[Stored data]
■ ■ ■ ■ ■

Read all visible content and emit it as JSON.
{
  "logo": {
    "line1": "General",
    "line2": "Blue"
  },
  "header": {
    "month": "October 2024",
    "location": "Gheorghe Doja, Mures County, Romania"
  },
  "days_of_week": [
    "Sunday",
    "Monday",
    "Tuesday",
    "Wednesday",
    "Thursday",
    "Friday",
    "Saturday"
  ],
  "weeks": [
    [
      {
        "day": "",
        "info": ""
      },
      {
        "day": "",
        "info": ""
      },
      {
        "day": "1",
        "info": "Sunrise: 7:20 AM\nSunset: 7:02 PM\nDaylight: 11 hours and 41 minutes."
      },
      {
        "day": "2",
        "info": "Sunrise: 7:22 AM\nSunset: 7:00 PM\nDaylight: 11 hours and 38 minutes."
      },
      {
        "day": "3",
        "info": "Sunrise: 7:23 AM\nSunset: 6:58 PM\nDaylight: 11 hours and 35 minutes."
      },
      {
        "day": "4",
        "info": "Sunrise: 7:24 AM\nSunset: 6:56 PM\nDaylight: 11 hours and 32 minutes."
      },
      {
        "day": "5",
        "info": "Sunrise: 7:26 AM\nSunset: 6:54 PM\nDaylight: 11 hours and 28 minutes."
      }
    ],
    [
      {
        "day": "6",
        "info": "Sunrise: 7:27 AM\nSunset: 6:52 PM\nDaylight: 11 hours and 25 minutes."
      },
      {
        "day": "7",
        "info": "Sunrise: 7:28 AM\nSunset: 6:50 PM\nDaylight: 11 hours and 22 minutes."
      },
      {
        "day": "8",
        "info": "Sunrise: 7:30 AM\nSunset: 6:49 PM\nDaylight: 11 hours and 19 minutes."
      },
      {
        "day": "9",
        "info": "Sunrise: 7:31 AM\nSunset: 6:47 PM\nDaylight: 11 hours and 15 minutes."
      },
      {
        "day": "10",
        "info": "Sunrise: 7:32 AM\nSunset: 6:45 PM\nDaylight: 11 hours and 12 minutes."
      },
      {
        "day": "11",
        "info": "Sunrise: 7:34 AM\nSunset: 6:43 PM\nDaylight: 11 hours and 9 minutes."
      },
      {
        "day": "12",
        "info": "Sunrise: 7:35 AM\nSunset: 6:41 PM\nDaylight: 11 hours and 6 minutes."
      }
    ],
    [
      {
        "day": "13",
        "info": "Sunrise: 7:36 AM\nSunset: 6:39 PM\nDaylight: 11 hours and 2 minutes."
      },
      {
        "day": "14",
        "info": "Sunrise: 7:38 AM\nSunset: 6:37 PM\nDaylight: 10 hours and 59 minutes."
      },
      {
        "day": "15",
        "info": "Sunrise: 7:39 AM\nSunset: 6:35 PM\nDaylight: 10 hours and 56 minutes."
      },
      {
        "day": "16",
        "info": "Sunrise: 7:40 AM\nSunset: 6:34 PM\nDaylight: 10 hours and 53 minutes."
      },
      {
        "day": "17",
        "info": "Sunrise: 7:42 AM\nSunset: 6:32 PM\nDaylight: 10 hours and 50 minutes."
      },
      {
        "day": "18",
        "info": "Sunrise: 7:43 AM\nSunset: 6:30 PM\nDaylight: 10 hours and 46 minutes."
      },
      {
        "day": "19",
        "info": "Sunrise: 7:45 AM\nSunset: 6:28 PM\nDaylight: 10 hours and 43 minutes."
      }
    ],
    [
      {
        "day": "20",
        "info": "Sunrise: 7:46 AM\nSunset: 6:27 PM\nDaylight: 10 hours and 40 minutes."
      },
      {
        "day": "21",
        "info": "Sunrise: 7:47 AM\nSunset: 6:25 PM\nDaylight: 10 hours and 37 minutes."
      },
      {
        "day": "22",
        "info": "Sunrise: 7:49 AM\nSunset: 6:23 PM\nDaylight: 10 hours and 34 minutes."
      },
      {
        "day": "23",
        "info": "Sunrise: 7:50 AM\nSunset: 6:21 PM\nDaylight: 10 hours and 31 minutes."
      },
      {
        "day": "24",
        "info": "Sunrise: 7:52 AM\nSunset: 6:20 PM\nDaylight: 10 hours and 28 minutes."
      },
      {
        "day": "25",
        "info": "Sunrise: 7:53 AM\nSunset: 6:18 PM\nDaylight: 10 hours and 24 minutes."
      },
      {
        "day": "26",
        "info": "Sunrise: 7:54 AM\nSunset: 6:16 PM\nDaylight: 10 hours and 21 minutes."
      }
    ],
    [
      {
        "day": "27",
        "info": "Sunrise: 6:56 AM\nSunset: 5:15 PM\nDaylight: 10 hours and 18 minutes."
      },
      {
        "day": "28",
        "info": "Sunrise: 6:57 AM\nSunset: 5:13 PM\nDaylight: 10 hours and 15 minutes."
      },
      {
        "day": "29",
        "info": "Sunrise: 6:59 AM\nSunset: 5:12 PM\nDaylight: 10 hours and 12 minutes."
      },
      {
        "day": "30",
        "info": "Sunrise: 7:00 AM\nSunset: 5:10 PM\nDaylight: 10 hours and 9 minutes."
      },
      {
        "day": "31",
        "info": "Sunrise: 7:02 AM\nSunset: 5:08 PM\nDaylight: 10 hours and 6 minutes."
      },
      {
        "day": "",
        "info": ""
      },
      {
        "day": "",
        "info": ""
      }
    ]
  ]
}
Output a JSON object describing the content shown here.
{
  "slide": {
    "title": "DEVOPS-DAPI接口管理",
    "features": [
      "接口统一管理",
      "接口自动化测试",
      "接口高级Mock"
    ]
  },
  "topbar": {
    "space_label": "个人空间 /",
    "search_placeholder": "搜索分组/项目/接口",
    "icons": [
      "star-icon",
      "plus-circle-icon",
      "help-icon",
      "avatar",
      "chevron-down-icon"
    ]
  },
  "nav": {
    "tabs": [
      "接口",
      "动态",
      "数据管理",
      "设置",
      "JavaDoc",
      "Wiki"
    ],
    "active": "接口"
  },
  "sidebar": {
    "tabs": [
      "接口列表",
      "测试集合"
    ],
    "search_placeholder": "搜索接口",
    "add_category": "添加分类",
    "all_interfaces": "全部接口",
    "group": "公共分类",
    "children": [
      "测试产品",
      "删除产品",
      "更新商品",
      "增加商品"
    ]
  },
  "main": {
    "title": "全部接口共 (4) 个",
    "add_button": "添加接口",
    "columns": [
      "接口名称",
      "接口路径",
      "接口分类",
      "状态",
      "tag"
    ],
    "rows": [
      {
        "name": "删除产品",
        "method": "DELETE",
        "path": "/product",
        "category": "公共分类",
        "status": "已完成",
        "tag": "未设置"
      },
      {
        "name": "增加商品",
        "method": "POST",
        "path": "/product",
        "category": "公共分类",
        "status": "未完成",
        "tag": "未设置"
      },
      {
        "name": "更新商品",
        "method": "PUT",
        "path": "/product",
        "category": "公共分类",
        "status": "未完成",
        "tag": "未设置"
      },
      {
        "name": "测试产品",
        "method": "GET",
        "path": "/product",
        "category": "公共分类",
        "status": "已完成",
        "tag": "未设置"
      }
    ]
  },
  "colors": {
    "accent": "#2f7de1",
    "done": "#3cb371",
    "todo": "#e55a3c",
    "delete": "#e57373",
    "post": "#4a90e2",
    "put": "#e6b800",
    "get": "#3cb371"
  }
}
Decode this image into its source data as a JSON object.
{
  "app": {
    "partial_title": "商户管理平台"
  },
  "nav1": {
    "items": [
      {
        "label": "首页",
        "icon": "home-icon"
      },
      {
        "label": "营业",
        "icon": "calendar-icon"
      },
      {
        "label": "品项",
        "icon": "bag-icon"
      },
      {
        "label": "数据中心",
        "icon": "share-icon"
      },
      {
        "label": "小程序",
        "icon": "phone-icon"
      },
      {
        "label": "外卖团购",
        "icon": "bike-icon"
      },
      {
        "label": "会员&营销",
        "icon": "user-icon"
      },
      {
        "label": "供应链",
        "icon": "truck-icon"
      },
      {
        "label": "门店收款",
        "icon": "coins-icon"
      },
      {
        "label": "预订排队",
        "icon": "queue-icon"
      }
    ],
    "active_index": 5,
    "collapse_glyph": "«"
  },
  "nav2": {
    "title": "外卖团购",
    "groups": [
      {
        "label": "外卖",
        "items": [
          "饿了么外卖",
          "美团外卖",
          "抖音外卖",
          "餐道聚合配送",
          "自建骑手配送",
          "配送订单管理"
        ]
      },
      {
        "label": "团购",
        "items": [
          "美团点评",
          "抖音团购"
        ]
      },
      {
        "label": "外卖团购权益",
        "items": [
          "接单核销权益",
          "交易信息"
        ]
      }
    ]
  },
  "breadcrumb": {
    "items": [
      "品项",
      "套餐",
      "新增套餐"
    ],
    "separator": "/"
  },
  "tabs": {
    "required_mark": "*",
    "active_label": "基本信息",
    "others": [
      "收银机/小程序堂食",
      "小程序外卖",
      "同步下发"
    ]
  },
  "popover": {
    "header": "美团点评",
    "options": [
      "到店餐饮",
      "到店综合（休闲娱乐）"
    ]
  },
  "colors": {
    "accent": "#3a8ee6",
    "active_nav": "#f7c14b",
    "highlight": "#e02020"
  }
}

■ ■ ■ ■ ■

DIRECTION => Lines that include the word "method" are to be extracted from the data above.

TASK OUTPUT =>
        "method": "DELETE",
        "method": "POST",
        "method": "PUT",
        "method": "GET",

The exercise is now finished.